The place is important in demonstrating aesthetic characteristics and/or a high degree of creative or technical achievement in New South Wales.

The 1860s station building is a significant and imposing landmark in Goulburn which demonstrates a high level of aesthetic significance. The building is a fine example of a first-class Victorian Italianate railway building, demonstrating the importance of railway development during the earliest period of railway construction. Aspects of the main buildings of special note are the original interiors including the interior of the refreshment room.

The 1915 station building and railway refreshment rooms are significant for demonstrating a variation on a standard building type employed throughout NSW, adapted to accommodate the high level of traffic at Goulburn railway station.

Several other items within the precinct are excellent examples of their type and demonstrate technical and/or aesthetic significance, particularly the Station Master's and Gatekeeper's residences which are good examples of Victorian Gothic style domestic buildings. The roundhouse is of significance as a good example of a large scale industrial railway structure retaining much of its original fabric and form. The railway barracks building at Goulburn is aesthetically significant as an example of late 19th century standard railway architecture.

The place has strong or special association with a particular community or cultural group in New South Wales for social, cultural or spiritual reasons.

The major railway buildings at Goulburn are integral to the history and identity of the town which has relied on the railways to a large extent for its growth and prosperity, particularly in the late 19th and early 20th centuries. The depot, in particular, employed a large number of people, many of whom still live in or near Goulburn.

The place has potential to yield information that will contribute to an understanding of the cultural or natural history of New South Wales.

The site has research significance as Goulburn once contained the most comprehensive group or railway buildings outside Sydney, representing most stages of railway development and technology. Much of this infrastructure remains. The roundhouse and associated structures are maintained and interpreted by a local rail heritage group, allowing public access to the roundhouse and surrounds. The collection of residential buildings within close proximity are of research potential by providing an insight into the variety of residences used to accommodate railway staff; providing a contrast between the simple, utilitarian barracks and the grand Station Master's residence.

Document layout analysis data:
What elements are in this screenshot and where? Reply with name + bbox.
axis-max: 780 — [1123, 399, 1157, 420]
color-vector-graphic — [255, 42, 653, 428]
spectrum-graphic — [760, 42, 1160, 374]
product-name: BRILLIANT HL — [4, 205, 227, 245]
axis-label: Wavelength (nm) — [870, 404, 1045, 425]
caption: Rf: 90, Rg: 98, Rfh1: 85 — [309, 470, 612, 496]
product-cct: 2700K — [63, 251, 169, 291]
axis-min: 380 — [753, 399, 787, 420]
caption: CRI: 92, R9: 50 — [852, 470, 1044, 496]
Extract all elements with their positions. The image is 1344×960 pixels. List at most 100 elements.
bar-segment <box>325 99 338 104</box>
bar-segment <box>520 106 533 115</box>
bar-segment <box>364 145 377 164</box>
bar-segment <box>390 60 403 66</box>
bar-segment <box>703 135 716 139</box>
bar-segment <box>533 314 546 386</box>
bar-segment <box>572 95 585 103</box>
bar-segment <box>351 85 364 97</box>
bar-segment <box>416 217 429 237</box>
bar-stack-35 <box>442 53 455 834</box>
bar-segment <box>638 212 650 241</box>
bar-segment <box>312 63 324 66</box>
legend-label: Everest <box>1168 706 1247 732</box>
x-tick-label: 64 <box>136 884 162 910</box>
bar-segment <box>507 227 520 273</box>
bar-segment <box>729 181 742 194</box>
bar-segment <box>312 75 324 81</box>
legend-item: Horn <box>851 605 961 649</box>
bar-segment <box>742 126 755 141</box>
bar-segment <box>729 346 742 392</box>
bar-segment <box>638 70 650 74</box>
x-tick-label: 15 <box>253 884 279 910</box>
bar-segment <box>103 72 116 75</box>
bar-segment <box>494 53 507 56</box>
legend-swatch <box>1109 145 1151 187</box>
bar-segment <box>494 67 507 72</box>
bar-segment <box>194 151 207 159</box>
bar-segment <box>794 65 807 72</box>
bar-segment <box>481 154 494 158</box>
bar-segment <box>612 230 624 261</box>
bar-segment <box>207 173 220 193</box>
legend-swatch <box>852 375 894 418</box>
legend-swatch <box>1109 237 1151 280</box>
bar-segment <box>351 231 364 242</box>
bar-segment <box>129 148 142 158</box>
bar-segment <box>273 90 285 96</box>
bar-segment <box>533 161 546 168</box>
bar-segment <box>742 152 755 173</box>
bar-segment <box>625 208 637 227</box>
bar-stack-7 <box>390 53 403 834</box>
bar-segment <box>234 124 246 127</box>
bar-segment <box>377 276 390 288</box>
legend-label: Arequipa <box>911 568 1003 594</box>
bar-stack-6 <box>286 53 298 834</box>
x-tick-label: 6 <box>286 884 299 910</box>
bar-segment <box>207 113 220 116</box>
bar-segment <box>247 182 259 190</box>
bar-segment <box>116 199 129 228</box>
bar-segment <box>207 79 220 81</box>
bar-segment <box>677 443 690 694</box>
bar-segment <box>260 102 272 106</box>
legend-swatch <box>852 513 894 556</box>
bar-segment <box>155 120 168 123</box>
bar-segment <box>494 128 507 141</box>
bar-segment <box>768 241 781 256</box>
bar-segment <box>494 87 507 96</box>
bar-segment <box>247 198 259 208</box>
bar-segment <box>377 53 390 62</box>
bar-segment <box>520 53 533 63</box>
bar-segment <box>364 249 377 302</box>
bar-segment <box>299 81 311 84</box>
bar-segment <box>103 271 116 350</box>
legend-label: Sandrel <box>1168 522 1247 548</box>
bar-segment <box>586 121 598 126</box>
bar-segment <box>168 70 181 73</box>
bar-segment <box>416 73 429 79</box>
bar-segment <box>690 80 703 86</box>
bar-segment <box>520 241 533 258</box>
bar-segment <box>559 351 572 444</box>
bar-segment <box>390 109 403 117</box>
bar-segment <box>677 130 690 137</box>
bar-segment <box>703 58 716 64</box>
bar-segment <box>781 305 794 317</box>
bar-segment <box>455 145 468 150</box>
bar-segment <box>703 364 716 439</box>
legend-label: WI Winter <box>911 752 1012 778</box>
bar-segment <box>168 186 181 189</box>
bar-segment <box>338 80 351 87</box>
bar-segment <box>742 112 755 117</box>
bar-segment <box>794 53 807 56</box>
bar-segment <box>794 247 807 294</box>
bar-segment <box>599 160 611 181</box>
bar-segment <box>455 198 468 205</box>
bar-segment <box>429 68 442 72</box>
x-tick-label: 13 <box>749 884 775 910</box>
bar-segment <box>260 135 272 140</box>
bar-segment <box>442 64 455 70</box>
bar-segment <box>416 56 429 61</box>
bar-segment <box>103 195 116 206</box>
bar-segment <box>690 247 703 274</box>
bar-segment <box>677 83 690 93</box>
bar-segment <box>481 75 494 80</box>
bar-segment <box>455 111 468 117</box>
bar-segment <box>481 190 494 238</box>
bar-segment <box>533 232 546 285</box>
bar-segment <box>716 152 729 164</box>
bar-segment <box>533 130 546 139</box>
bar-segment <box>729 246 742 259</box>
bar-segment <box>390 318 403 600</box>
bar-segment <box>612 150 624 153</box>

## What this exercise asks
1. Translate this sentence from the Goulburn railway station text into Spanish: "The depot, in particular, employed a large number of people, many of whom still live in or near Goulburn."
2. Pick up the Goulburn railway station text after its final sentence and write a continuation.
The records come from a different source than the text.

## Per-task answers
1. El depósito, en particular, empleaba a un gran número de personas, muchas de las cuales todavía viven en Goulburn o en sus alrededores.

2.
The place possesses uncommon, rare or endangered aspects of the cultural or natural history of New South Wales.

The site is rare as a large scale railway precinct, retaining the majority of its significant features. The Goulburn locomotive depot is rare as an excellent example of a largely intact locomotive depot in NSW, with the roundhouse being one of only seven remaining roundhouse buildings in NSW. The 1869 Gatekeeper's residence is a rare example of its type still in railway ownership and one of the earliest extant examples of its type in NSW. The footbridge is one of only a few surviving old rail truss footbridges, and is a good example of the effects of the economic constraints of the 1890s.

The place is important in demonstrating the principal characteristics of a class of cultural or natural places/environments in New South Wales.

The site has representative significance for its collection of railway structures that collectively demonstrate widespread 19th and early 20th century railway customs, activities and design in NSW, and are representative of similar items that are found in many other railway precincts across the state.

The c. 1890 barracks building is a good representative example of late 19th century barracks (rest house) design, displaying full length verandahs on two sides and other features typical of barracks design in the late 19th century.

The 1860s station building is a fine example of the first class station buildings constructed throughout major NSW towns during the 19th Century.

The 1915 station building is a good example of a standard (A8–A10) early twentieth century station design with fabric, form and details typical of many other island platform buildings of the period.